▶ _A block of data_
#####

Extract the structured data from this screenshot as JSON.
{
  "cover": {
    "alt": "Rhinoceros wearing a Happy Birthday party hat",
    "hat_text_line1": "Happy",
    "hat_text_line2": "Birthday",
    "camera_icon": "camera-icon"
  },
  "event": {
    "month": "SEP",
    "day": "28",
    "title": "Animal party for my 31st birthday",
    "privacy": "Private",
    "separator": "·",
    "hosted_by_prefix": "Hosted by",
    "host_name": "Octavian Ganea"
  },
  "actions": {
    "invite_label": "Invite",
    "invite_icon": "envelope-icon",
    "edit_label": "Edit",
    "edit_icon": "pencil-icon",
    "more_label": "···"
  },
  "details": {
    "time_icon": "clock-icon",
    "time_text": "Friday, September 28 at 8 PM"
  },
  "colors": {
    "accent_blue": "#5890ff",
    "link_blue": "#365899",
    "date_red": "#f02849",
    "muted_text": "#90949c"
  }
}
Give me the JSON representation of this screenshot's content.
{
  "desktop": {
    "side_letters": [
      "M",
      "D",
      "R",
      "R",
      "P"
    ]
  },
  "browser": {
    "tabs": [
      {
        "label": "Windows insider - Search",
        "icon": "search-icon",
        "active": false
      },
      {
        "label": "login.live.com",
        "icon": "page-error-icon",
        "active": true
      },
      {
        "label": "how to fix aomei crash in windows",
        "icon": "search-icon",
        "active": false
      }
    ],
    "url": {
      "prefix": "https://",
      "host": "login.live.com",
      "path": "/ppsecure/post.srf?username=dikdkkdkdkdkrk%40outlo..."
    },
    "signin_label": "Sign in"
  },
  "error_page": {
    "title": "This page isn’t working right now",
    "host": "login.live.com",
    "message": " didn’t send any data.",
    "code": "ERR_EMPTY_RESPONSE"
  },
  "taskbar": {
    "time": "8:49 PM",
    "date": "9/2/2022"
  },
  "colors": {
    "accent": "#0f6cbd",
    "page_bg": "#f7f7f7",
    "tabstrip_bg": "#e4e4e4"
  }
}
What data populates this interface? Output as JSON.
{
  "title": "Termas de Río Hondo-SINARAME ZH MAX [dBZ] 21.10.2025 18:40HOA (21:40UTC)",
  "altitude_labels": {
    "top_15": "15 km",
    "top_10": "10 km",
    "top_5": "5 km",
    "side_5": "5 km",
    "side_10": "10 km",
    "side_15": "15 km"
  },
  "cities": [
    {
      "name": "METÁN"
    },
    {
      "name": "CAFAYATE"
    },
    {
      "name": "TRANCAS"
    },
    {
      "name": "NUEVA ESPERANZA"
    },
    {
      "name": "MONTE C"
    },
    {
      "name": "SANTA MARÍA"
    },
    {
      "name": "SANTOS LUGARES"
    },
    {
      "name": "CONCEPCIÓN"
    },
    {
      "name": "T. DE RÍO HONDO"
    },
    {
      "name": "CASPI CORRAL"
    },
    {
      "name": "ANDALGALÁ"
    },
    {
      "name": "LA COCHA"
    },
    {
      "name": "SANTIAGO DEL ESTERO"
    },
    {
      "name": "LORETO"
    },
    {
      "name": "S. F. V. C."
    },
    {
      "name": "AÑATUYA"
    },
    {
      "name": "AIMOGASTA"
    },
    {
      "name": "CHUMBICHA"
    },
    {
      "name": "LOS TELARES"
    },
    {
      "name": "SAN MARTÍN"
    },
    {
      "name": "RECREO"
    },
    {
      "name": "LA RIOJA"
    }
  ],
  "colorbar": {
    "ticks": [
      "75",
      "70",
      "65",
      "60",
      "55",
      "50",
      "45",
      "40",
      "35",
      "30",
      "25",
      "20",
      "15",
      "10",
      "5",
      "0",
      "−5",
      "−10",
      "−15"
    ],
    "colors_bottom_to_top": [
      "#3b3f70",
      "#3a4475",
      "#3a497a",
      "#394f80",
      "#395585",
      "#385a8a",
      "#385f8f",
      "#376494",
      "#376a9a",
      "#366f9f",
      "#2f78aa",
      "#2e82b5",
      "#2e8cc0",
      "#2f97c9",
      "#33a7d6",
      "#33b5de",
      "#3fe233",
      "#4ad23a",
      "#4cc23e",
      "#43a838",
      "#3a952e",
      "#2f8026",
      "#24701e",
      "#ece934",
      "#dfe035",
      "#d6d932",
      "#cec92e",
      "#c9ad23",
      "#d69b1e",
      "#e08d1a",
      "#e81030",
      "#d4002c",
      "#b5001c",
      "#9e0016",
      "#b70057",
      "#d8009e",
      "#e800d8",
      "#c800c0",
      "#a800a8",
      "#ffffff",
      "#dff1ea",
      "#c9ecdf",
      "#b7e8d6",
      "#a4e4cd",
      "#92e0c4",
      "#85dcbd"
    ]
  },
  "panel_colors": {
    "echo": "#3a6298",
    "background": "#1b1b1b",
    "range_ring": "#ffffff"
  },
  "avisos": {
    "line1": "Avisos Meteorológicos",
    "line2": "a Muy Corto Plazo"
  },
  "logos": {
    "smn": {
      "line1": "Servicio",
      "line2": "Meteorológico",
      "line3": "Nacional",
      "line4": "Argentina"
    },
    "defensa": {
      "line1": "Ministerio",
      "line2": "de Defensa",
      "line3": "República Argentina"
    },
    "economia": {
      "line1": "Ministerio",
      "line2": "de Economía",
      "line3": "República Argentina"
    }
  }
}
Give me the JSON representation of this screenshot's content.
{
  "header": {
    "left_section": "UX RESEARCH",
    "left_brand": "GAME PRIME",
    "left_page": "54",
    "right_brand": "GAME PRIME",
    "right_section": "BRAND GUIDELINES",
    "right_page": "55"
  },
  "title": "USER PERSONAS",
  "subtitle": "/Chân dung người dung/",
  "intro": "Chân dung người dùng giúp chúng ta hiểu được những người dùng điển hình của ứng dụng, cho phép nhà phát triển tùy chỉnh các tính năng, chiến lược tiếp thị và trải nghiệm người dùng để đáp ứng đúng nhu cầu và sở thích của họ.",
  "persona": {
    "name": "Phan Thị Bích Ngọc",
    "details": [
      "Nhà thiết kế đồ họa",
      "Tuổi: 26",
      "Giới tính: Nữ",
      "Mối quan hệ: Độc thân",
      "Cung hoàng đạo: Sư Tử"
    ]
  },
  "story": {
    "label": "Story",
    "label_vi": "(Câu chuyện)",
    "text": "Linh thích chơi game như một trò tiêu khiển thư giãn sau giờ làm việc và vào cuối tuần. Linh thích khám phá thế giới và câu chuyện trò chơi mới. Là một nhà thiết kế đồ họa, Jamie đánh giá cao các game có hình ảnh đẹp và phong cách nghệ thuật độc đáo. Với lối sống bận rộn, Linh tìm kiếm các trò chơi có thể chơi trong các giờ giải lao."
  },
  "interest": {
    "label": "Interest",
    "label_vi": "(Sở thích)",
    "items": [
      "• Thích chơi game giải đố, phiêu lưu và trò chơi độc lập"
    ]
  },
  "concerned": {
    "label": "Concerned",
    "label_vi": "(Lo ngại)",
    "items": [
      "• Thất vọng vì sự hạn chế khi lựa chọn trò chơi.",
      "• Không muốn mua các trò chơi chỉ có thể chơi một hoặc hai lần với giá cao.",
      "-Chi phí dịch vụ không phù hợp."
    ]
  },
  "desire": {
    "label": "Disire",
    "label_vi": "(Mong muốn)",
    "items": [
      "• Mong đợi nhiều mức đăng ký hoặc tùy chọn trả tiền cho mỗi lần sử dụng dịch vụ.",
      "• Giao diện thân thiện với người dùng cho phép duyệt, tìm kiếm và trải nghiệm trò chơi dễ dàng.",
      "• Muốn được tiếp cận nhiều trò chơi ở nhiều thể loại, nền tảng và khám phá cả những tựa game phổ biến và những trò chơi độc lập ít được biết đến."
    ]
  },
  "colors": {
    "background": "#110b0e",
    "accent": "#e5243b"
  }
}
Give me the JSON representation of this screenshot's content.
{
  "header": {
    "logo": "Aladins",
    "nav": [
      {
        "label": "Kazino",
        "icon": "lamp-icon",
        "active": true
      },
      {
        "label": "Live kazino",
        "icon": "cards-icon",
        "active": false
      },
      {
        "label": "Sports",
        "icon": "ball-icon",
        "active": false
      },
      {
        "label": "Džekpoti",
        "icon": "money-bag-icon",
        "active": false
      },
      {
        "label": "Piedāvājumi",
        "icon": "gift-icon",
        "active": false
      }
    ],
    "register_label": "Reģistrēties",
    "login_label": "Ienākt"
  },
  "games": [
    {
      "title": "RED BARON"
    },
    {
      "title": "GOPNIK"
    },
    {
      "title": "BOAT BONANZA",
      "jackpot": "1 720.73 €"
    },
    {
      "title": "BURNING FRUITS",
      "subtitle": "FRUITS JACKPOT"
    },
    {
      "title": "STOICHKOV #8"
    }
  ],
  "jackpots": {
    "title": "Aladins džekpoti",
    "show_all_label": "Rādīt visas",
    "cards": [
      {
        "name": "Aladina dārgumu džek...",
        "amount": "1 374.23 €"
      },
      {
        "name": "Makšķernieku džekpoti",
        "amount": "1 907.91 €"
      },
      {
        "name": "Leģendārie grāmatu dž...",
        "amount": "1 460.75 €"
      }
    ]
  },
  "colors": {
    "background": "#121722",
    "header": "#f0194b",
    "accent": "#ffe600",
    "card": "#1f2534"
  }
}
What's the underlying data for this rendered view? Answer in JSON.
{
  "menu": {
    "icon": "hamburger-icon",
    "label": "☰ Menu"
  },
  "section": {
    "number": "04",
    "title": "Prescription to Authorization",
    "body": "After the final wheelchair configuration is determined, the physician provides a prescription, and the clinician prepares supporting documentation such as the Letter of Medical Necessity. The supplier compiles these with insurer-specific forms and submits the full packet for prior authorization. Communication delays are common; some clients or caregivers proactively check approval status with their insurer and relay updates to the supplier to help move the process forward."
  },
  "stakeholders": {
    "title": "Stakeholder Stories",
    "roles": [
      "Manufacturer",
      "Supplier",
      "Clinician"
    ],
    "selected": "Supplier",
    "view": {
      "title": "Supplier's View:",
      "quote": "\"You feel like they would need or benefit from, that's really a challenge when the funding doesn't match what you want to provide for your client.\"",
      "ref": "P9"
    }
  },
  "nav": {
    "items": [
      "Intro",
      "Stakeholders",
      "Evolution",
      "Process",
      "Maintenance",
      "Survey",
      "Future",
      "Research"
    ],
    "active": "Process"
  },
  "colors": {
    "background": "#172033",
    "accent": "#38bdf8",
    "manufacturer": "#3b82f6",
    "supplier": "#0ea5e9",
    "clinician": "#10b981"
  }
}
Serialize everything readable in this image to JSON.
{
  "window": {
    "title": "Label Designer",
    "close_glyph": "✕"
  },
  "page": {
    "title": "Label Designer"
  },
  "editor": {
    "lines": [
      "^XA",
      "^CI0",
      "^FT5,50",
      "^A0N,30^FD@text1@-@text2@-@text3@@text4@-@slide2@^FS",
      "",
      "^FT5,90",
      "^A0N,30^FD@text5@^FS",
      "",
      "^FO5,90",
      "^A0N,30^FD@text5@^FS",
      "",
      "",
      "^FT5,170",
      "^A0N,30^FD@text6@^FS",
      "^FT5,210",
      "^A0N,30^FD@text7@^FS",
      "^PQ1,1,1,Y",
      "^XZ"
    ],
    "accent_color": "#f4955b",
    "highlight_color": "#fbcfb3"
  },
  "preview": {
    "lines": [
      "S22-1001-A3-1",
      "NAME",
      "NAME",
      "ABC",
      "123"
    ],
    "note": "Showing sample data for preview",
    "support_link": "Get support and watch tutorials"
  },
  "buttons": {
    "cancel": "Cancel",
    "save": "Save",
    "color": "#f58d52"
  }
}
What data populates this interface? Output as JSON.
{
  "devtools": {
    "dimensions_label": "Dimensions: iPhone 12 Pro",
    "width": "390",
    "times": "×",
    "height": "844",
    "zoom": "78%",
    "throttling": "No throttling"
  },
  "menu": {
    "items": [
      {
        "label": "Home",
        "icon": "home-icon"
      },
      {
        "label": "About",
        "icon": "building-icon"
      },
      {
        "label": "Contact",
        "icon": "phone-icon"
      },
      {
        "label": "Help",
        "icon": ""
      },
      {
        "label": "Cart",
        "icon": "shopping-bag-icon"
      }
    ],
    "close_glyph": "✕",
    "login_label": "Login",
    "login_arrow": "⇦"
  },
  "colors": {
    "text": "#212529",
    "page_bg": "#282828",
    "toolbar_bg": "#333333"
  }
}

#####

Establish how many lines of the material above hold the word "party". Nothing but the count should be returned.

2